(Data for processing)

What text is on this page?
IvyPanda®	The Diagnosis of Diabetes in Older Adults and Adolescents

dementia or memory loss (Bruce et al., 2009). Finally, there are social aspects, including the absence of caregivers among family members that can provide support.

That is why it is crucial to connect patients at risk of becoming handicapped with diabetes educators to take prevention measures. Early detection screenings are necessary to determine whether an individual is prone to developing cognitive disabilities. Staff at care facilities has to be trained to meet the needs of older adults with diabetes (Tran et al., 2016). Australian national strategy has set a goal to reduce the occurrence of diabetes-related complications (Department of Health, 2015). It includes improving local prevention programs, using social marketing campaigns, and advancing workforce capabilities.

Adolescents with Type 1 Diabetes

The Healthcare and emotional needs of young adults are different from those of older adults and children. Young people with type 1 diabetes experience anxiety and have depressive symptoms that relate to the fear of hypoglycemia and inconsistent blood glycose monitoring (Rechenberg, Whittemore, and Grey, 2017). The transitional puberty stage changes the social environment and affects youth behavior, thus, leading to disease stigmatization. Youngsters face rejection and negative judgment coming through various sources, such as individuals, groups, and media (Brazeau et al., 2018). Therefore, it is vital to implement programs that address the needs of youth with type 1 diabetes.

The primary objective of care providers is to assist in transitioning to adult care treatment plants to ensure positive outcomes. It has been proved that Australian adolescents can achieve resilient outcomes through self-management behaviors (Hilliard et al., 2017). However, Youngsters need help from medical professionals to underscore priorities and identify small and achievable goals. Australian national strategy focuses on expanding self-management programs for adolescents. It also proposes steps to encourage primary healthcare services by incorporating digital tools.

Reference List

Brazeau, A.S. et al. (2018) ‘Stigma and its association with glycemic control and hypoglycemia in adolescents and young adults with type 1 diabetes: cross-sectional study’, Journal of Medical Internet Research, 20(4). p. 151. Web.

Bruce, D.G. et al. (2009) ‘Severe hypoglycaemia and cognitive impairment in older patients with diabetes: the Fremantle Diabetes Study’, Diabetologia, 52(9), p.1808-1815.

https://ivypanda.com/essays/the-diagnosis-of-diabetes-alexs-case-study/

(End Data for processing)

Each line above should be reproduced exactly, with nothing omitted.

* _Result of the exercise_
What text is on this page?
IvyPanda®	The Diagnosis of Diabetes in Older Adults and Adolescents

dementia or memory loss (Bruce et al., 2009). Finally, there are social aspects, including the absence of caregivers among family members that can provide support.

That is why it is crucial to connect patients at risk of becoming handicapped with diabetes educators to take prevention measures. Early detection screenings are necessary to determine whether an individual is prone to developing cognitive disabilities. Staff at care facilities has to be trained to meet the needs of older adults with diabetes (Tran et al., 2016). Australian national strategy has set a goal to reduce the occurrence of diabetes-related complications (Department of Health, 2015). It includes improving local prevention programs, using social marketing campaigns, and advancing workforce capabilities.

Adolescents with Type 1 Diabetes

The Healthcare and emotional needs of young adults are different from those of older adults and children. Young people with type 1 diabetes experience anxiety and have depressive symptoms that relate to the fear of hypoglycemia and inconsistent blood glycose monitoring (Rechenberg, Whittemore, and Grey, 2017). The transitional puberty stage changes the social environment and affects youth behavior, thus, leading to disease stigmatization. Youngsters face rejection and negative judgment coming through various sources, such as individuals, groups, and media (Brazeau et al., 2018). Therefore, it is vital to implement programs that address the needs of youth with type 1 diabetes.

The primary objective of care providers is to assist in transitioning to adult care treatment plants to ensure positive outcomes. It has been proved that Australian adolescents can achieve resilient outcomes through self-management behaviors (Hilliard et al., 2017). However, Youngsters need help from medical professionals to underscore priorities and identify small and achievable goals. Australian national strategy focuses on expanding self-management programs for adolescents. It also proposes steps to encourage primary healthcare services by incorporating digital tools.

Reference List

Brazeau, A.S. et al. (2018) ‘Stigma and its association with glycemic control and hypoglycemia in adolescents and young adults with type 1 diabetes: cross-sectional study’, Journal of Medical Internet Research, 20(4). p. 151. Web.

Bruce, D.G. et al. (2009) ‘Severe hypoglycaemia and cognitive impairment in older patients with diabetes: the Fremantle Diabetes Study’, Diabetologia, 52(9), p.1808-1815.

https://ivypanda.com/essays/the-diagnosis-of-diabetes-alexs-case-study/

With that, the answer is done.